=== TASK INSTRUCTIONS ===
With the images removed, repeat the data below exactly.

——————————

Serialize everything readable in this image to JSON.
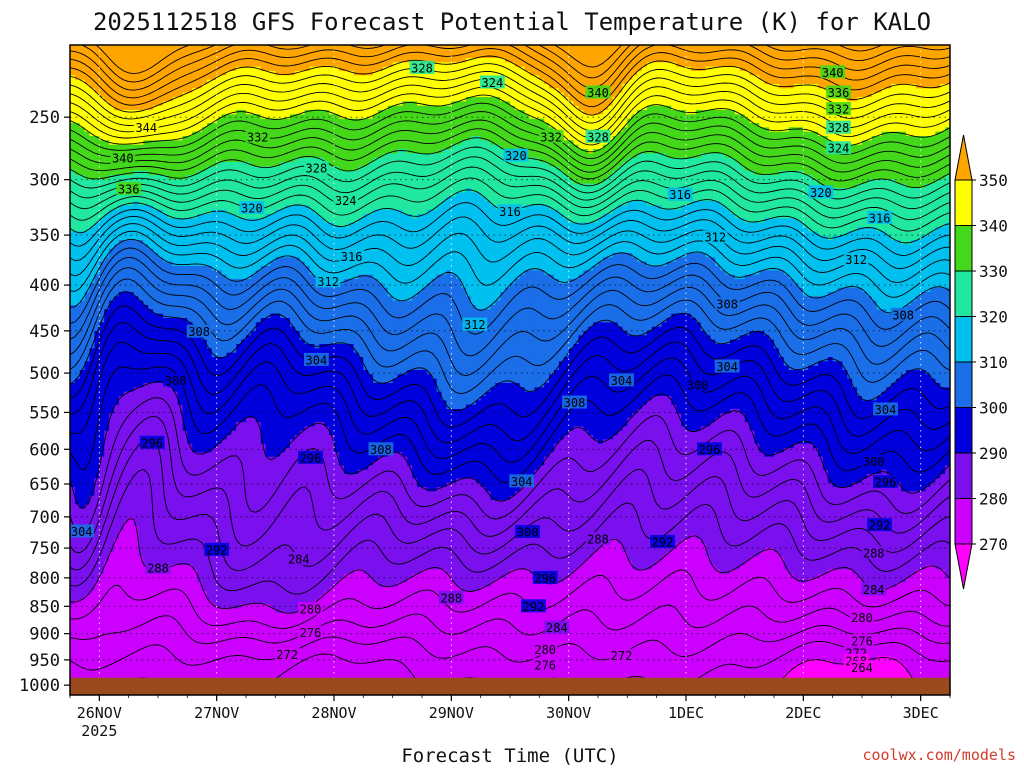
{
  "chart_data": {
    "type": "contour",
    "title": "2025112518 GFS Forecast Potential Temperature (K) for KALO",
    "xlabel": "Forecast Time (UTC)",
    "ylabel": "",
    "credit": "coolwx.com/models",
    "x_ticks": [
      {
        "label": "26NOV",
        "sublabel": "2025",
        "t": 0.25
      },
      {
        "label": "27NOV",
        "t": 1.25
      },
      {
        "label": "28NOV",
        "t": 2.25
      },
      {
        "label": "29NOV",
        "t": 3.25
      },
      {
        "label": "30NOV",
        "t": 4.25
      },
      {
        "label": "1DEC",
        "t": 5.25
      },
      {
        "label": "2DEC",
        "t": 6.25
      },
      {
        "label": "3DEC",
        "t": 7.25
      }
    ],
    "xlim_days": [
      0,
      7.5
    ],
    "y_ticks_hpa": [
      250,
      300,
      350,
      400,
      450,
      500,
      550,
      600,
      650,
      700,
      750,
      800,
      850,
      900,
      950,
      1000
    ],
    "ylim_hpa": [
      1020,
      200
    ],
    "surface_pressure_hpa": 985,
    "colorbar": {
      "levels": [
        270,
        280,
        290,
        300,
        310,
        320,
        330,
        340,
        350
      ],
      "colors": [
        "#ff00ff",
        "#cc00ff",
        "#7a10ee",
        "#0000dd",
        "#1a6fe8",
        "#00c0f0",
        "#20e8a0",
        "#44d81a",
        "#ffff00",
        "#ffa500"
      ]
    },
    "contour_interval_K": 2,
    "contour_labels": [
      {
        "v": 328,
        "t": 3.0,
        "p": 215
      },
      {
        "v": 324,
        "t": 3.6,
        "p": 225
      },
      {
        "v": 340,
        "t": 4.5,
        "p": 232
      },
      {
        "v": 340,
        "t": 6.5,
        "p": 218
      },
      {
        "v": 336,
        "t": 6.55,
        "p": 232
      },
      {
        "v": 332,
        "t": 6.55,
        "p": 244
      },
      {
        "v": 328,
        "t": 6.55,
        "p": 258
      },
      {
        "v": 324,
        "t": 6.55,
        "p": 274
      },
      {
        "v": 344,
        "t": 0.65,
        "p": 258
      },
      {
        "v": 340,
        "t": 0.45,
        "p": 282
      },
      {
        "v": 336,
        "t": 0.5,
        "p": 308
      },
      {
        "v": 332,
        "t": 1.6,
        "p": 265
      },
      {
        "v": 332,
        "t": 4.1,
        "p": 265
      },
      {
        "v": 328,
        "t": 4.5,
        "p": 265
      },
      {
        "v": 320,
        "t": 3.8,
        "p": 280
      },
      {
        "v": 328,
        "t": 2.1,
        "p": 290
      },
      {
        "v": 324,
        "t": 2.35,
        "p": 318
      },
      {
        "v": 320,
        "t": 1.55,
        "p": 325
      },
      {
        "v": 316,
        "t": 3.75,
        "p": 328
      },
      {
        "v": 316,
        "t": 5.2,
        "p": 313
      },
      {
        "v": 320,
        "t": 6.4,
        "p": 311
      },
      {
        "v": 316,
        "t": 6.9,
        "p": 334
      },
      {
        "v": 312,
        "t": 5.5,
        "p": 352
      },
      {
        "v": 312,
        "t": 6.7,
        "p": 374
      },
      {
        "v": 316,
        "t": 2.4,
        "p": 371
      },
      {
        "v": 312,
        "t": 2.2,
        "p": 396
      },
      {
        "v": 308,
        "t": 5.6,
        "p": 420
      },
      {
        "v": 308,
        "t": 7.1,
        "p": 432
      },
      {
        "v": 312,
        "t": 3.45,
        "p": 443
      },
      {
        "v": 308,
        "t": 1.1,
        "p": 451
      },
      {
        "v": 304,
        "t": 2.1,
        "p": 484
      },
      {
        "v": 304,
        "t": 5.6,
        "p": 492
      },
      {
        "v": 300,
        "t": 0.9,
        "p": 509
      },
      {
        "v": 300,
        "t": 5.35,
        "p": 515
      },
      {
        "v": 304,
        "t": 4.7,
        "p": 509
      },
      {
        "v": 308,
        "t": 4.3,
        "p": 537
      },
      {
        "v": 304,
        "t": 6.95,
        "p": 546
      },
      {
        "v": 296,
        "t": 0.7,
        "p": 591
      },
      {
        "v": 296,
        "t": 2.05,
        "p": 612
      },
      {
        "v": 296,
        "t": 5.45,
        "p": 600
      },
      {
        "v": 308,
        "t": 2.65,
        "p": 600
      },
      {
        "v": 300,
        "t": 6.85,
        "p": 617
      },
      {
        "v": 304,
        "t": 3.85,
        "p": 646
      },
      {
        "v": 296,
        "t": 6.95,
        "p": 647
      },
      {
        "v": 304,
        "t": 0.1,
        "p": 723
      },
      {
        "v": 292,
        "t": 6.9,
        "p": 713
      },
      {
        "v": 300,
        "t": 3.9,
        "p": 724
      },
      {
        "v": 288,
        "t": 4.5,
        "p": 735
      },
      {
        "v": 292,
        "t": 5.05,
        "p": 740
      },
      {
        "v": 292,
        "t": 1.25,
        "p": 753
      },
      {
        "v": 288,
        "t": 6.85,
        "p": 758
      },
      {
        "v": 284,
        "t": 1.95,
        "p": 768
      },
      {
        "v": 288,
        "t": 0.75,
        "p": 783
      },
      {
        "v": 296,
        "t": 4.05,
        "p": 800
      },
      {
        "v": 284,
        "t": 6.85,
        "p": 820
      },
      {
        "v": 288,
        "t": 3.25,
        "p": 835
      },
      {
        "v": 292,
        "t": 3.95,
        "p": 850
      },
      {
        "v": 280,
        "t": 2.05,
        "p": 855
      },
      {
        "v": 280,
        "t": 6.75,
        "p": 870
      },
      {
        "v": 284,
        "t": 4.15,
        "p": 889
      },
      {
        "v": 276,
        "t": 2.05,
        "p": 898
      },
      {
        "v": 276,
        "t": 6.75,
        "p": 914
      },
      {
        "v": 280,
        "t": 4.05,
        "p": 930
      },
      {
        "v": 272,
        "t": 4.7,
        "p": 942
      },
      {
        "v": 272,
        "t": 1.85,
        "p": 940
      },
      {
        "v": 272,
        "t": 6.7,
        "p": 937
      },
      {
        "v": 268,
        "t": 6.7,
        "p": 952
      },
      {
        "v": 276,
        "t": 4.05,
        "p": 960
      },
      {
        "v": 264,
        "t": 6.75,
        "p": 965
      }
    ]
  }
}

——————————

=== CORRECT RESPONSE ===
Serialize everything readable in this image to JSON.
{
  "chart_data": {
    "type": "contour",
    "title": "2025112518 GFS Forecast Potential Temperature (K) for KALO",
    "xlabel": "Forecast Time (UTC)",
    "ylabel": "",
    "credit": "coolwx.com/models",
    "x_ticks": [
      {
        "label": "26NOV",
        "sublabel": "2025",
        "t": 0.25
      },
      {
        "label": "27NOV",
        "t": 1.25
      },
      {
        "label": "28NOV",
        "t": 2.25
      },
      {
        "label": "29NOV",
        "t": 3.25
      },
      {
        "label": "30NOV",
        "t": 4.25
      },
      {
        "label": "1DEC",
        "t": 5.25
      },
      {
        "label": "2DEC",
        "t": 6.25
      },
      {
        "label": "3DEC",
        "t": 7.25
      }
    ],
    "xlim_days": [
      0,
      7.5
    ],
    "y_ticks_hpa": [
      250,
      300,
      350,
      400,
      450,
      500,
      550,
      600,
      650,
      700,
      750,
      800,
      850,
      900,
      950,
      1000
    ],
    "ylim_hpa": [
      1020,
      200
    ],
    "surface_pressure_hpa": 985,
    "colorbar": {
      "levels": [
        270,
        280,
        290,
        300,
        310,
        320,
        330,
        340,
        350
      ],
      "colors": [
        "#ff00ff",
        "#cc00ff",
        "#7a10ee",
        "#0000dd",
        "#1a6fe8",
        "#00c0f0",
        "#20e8a0",
        "#44d81a",
        "#ffff00",
        "#ffa500"
      ]
    },
    "contour_interval_K": 2,
    "contour_labels": [
      {
        "v": 328,
        "t": 3.0,
        "p": 215
      },
      {
        "v": 324,
        "t": 3.6,
        "p": 225
      },
      {
        "v": 340,
        "t": 4.5,
        "p": 232
      },
      {
        "v": 340,
        "t": 6.5,
        "p": 218
      },
      {
        "v": 336,
        "t": 6.55,
        "p": 232
      },
      {
        "v": 332,
        "t": 6.55,
        "p": 244
      },
      {
        "v": 328,
        "t": 6.55,
        "p": 258
      },
      {
        "v": 324,
        "t": 6.55,
        "p": 274
      },
      {
        "v": 344,
        "t": 0.65,
        "p": 258
      },
      {
        "v": 340,
        "t": 0.45,
        "p": 282
      },
      {
        "v": 336,
        "t": 0.5,
        "p": 308
      },
      {
        "v": 332,
        "t": 1.6,
        "p": 265
      },
      {
        "v": 332,
        "t": 4.1,
        "p": 265
      },
      {
        "v": 328,
        "t": 4.5,
        "p": 265
      },
      {
        "v": 320,
        "t": 3.8,
        "p": 280
      },
      {
        "v": 328,
        "t": 2.1,
        "p": 290
      },
      {
        "v": 324,
        "t": 2.35,
        "p": 318
      },
      {
        "v": 320,
        "t": 1.55,
        "p": 325
      },
      {
        "v": 316,
        "t": 3.75,
        "p": 328
      },
      {
        "v": 316,
        "t": 5.2,
        "p": 313
      },
      {
        "v": 320,
        "t": 6.4,
        "p": 311
      },
      {
        "v": 316,
        "t": 6.9,
        "p": 334
      },
      {
        "v": 312,
        "t": 5.5,
        "p": 352
      },
      {
        "v": 312,
        "t": 6.7,
        "p": 374
      },
      {
        "v": 316,
        "t": 2.4,
        "p": 371
      },
      {
        "v": 312,
        "t": 2.2,
        "p": 396
      },
      {
        "v": 308,
        "t": 5.6,
        "p": 420
      },
      {
        "v": 308,
        "t": 7.1,
        "p": 432
      },
      {
        "v": 312,
        "t": 3.45,
        "p": 443
      },
      {
        "v": 308,
        "t": 1.1,
        "p": 451
      },
      {
        "v": 304,
        "t": 2.1,
        "p": 484
      },
      {
        "v": 304,
        "t": 5.6,
        "p": 492
      },
      {
        "v": 300,
        "t": 0.9,
        "p": 509
      },
      {
        "v": 300,
        "t": 5.35,
        "p": 515
      },
      {
        "v": 304,
        "t": 4.7,
        "p": 509
      },
      {
        "v": 308,
        "t": 4.3,
        "p": 537
      },
      {
        "v": 304,
        "t": 6.95,
        "p": 546
      },
      {
        "v": 296,
        "t": 0.7,
        "p": 591
      },
      {
        "v": 296,
        "t": 2.05,
        "p": 612
      },
      {
        "v": 296,
        "t": 5.45,
        "p": 600
      },
      {
        "v": 308,
        "t": 2.65,
        "p": 600
      },
      {
        "v": 300,
        "t": 6.85,
        "p": 617
      },
      {
        "v": 304,
        "t": 3.85,
        "p": 646
      },
      {
        "v": 296,
        "t": 6.95,
        "p": 647
      },
      {
        "v": 304,
        "t": 0.1,
        "p": 723
      },
      {
        "v": 292,
        "t": 6.9,
        "p": 713
      },
      {
        "v": 300,
        "t": 3.9,
        "p": 724
      },
      {
        "v": 288,
        "t": 4.5,
        "p": 735
      },
      {
        "v": 292,
        "t": 5.05,
        "p": 740
      },
      {
        "v": 292,
        "t": 1.25,
        "p": 753
      },
      {
        "v": 288,
        "t": 6.85,
        "p": 758
      },
      {
        "v": 284,
        "t": 1.95,
        "p": 768
      },
      {
        "v": 288,
        "t": 0.75,
        "p": 783
      },
      {
        "v": 296,
        "t": 4.05,
        "p": 800
      },
      {
        "v": 284,
        "t": 6.85,
        "p": 820
      },
      {
        "v": 288,
        "t": 3.25,
        "p": 835
      },
      {
        "v": 292,
        "t": 3.95,
        "p": 850
      },
      {
        "v": 280,
        "t": 2.05,
        "p": 855
      },
      {
        "v": 280,
        "t": 6.75,
        "p": 870
      },
      {
        "v": 284,
        "t": 4.15,
        "p": 889
      },
      {
        "v": 276,
        "t": 2.05,
        "p": 898
      },
      {
        "v": 276,
        "t": 6.75,
        "p": 914
      },
      {
        "v": 280,
        "t": 4.05,
        "p": 930
      },
      {
        "v": 272,
        "t": 4.7,
        "p": 942
      },
      {
        "v": 272,
        "t": 1.85,
        "p": 940
      },
      {
        "v": 272,
        "t": 6.7,
        "p": 937
      },
      {
        "v": 268,
        "t": 6.7,
        "p": 952
      },
      {
        "v": 276,
        "t": 4.05,
        "p": 960
      },
      {
        "v": 264,
        "t": 6.75,
        "p": 965
      }
    ]
  }
}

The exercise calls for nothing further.